[start RECORDS FOR THIS EXERCISE]

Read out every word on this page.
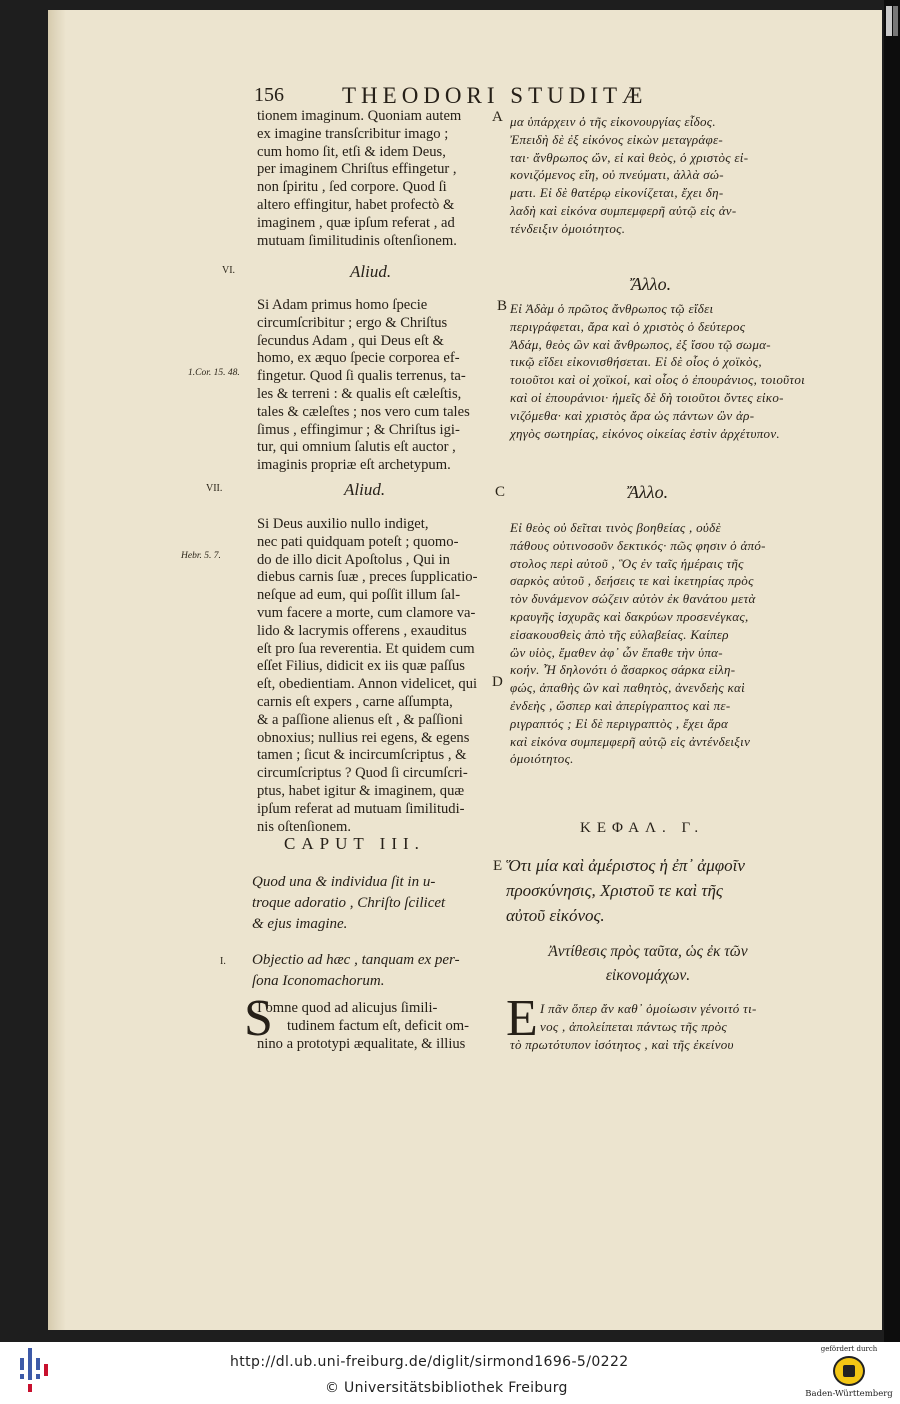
156	THEODORI STUDITÆ
tionem imaginum. Quoniam autem
ex imagine transſcribitur imago ;
cum homo ſit, etſi & idem Deus,
per imaginem Chriſtus effingetur ,
non ſpiritu , ſed corpore. Quod ſi
altero effingitur, habet profectò &
imaginem , quæ ipſum referat , ad
mutuam ſimilitudinis oſtenſionem.
μα ὑπάρχειν ὁ τῆς εἰκονουργίας εἶδος.
Ἐπειδὴ δὲ ἐξ εἰκόνος εἰκὼν μεταγράφε-
ται· ἄνθρωπος ὤν, εἰ καὶ θεὸς, ὁ χριστὸς εἰ-
κονιζόμενος εἴη, οὐ πνεύματι, ἀλλὰ σώ-
ματι. Εἰ δὲ θατέρῳ εἰκονίζεται, ἔχει δη-
λαδὴ καὶ εἰκόνα συμπεμφερῆ αὐτῷ εἰς ἀν-
τένδειξιν ὁμοιότητος.
A
VI.	Aliud.
Ἄλλο.
B
1.Cor. 15. 48.
Si Adam primus homo ſpecie
circumſcribitur ; ergo & Chriſtus
ſecundus Adam , qui Deus eſt &
homo, ex æquo ſpecie corporea ef-
fingetur. Quod ſi qualis terrenus, ta-
les & terreni : & qualis eſt cæleſtis,
tales & cæleſtes ; nos vero cum tales
ſimus , effingimur ; & Chriſtus igi-
tur, qui omnium ſalutis eſt auctor ,
imaginis propriæ eſt archetypum.
Εἰ Ἀδὰμ ὁ πρῶτος ἄνθρωπος τῷ εἴδει
περιγράφεται, ἄρα καὶ ὁ χριστὸς ὁ δεύτερος
Ἀδάμ, θεὸς ὢν καὶ ἄνθρωπος, ἐξ ἴσου τῷ σωμα-
τικῷ εἴδει εἰκονισθήσεται. Εἰ δὲ οἷος ὁ χοϊκὸς,
τοιοῦτοι καὶ οἱ χοϊκοί, καὶ οἷος ὁ ἐπουράνιος, τοιοῦτοι
καὶ οἱ ἐπουράνιοι· ἡμεῖς δὲ δὴ τοιοῦτοι ὄντες εἰκο-
νιζόμεθα· καὶ χριστὸς ἄρα ὡς πάντων ὢν ἀρ-
χηγὸς σωτηρίας, εἰκόνος οἰκείας ἐστὶν ἀρχέτυπον.
VII.	Aliud.	C	Ἄλλο.
Hebr. 5. 7.
Si Deus auxilio nullo indiget,
nec pati quidquam poteſt ; quomo-
do de illo dicit Apoſtolus , Qui in
diebus carnis ſuæ , preces ſupplicatio-
neſque ad eum, qui poſſit illum ſal-
vum facere a morte, cum clamore va-
lido & lacrymis offerens , exauditus
eſt pro ſua reverentia. Et quidem cum
eſſet Filius, didicit ex iis quæ paſſus
eſt, obedientiam. Annon videlicet, qui
carnis eſt expers , carne aſſumpta,
& a paſſione alienus eſt , & paſſioni
obnoxius; nullius rei egens, & egens
tamen ; ſicut & incircumſcriptus , &
circumſcriptus ? Quod ſi circumſcri-
ptus, habet igitur & imaginem, quæ
ipſum referat ad mutuam ſimilitudi-
nis oſtenſionem.
D
Εἰ θεὸς οὐ δεῖται τινὸς βοηθείας , οὐδὲ
πάθους οὑτινοσοῦν δεκτικός· πῶς φησιν ὁ ἀπό-
στολος περὶ αὐτοῦ , Ὃς ἐν ταῖς ἡμέραις τῆς
σαρκὸς αὐτοῦ , δεήσεις τε καὶ ἱκετηρίας πρὸς
τὸν δυνάμενον σώζειν αὐτὸν ἐκ θανάτου μετὰ
κραυγῆς ἰσχυρᾶς καὶ δακρύων προσενέγκας,
εἰσακουσθεὶς ἀπὸ τῆς εὐλαβείας. Καίπερ
ὢν υἱὸς, ἔμαθεν ἀφ᾽ ὧν ἔπαθε τὴν ὑπα-
κοήν. Ἦ δηλονότι ὁ ἄσαρκος σάρκα εἰλη-
φώς, ἀπαθὴς ὢν καὶ παθητὸς, ἀνενδεὴς καὶ
ἐνδεὴς , ὥσπερ καὶ ἀπερίγραπτος καὶ πε-
ριγραπτός ; Εἰ δὲ περιγραπτὸς , ἔχει ἄρα
καὶ εἰκόνα συμπεμφερῆ αὐτῷ εἰς ἀντένδειξιν
ὁμοιότητος.
CAPUT III.
ΚΕΦΑΛ. Γ.
E
Quod una & individua ſit in u-
troque adoratio , Chriſto ſcilicet
& ejus imagine.
Ὅτι μία καὶ ἀμέριστος ἡ ἐπ᾽ ἀμφοῖν
προσκύνησις, Χριστοῦ τε καὶ τῆς
αὐτοῦ εἰκόνος.
I. Objectio ad hæc , tanquam ex per-
ſona Iconomachorum.
Ἀντίθεσις πρὸς ταῦτα, ὡς ἐκ τῶν
εἰκονομάχων.
S
I omne quod ad alicujus ſimili-
tudinem factum eſt, deficit om-
nino a prototypi æqualitate, & illius E Ι πᾶν ὅπερ ἄν καθ᾽ ὁμοίωσιν γένοιτό τι-
νος , ἀπολείπεται πάντως τῆς πρὸς
τὸ πρωτότυπον ἰσότητος , καὶ τῆς ἐκείνου
http://dl.ub.uni-freiburg.de/diglit/sirmond1696-5/0222
© Universitätsbibliothek Freiburg
gefördert durch
Baden-Württemberg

[end RECORDS FOR THIS EXERCISE]

Check each line of the records above for "imaginem", and copy those that have it.

§ **EXPECTED ANSWER**
per imaginem Chriſtus effingetur ,
imaginem , quæ ipſum referat , ad
ptus, habet igitur & imaginem, quæ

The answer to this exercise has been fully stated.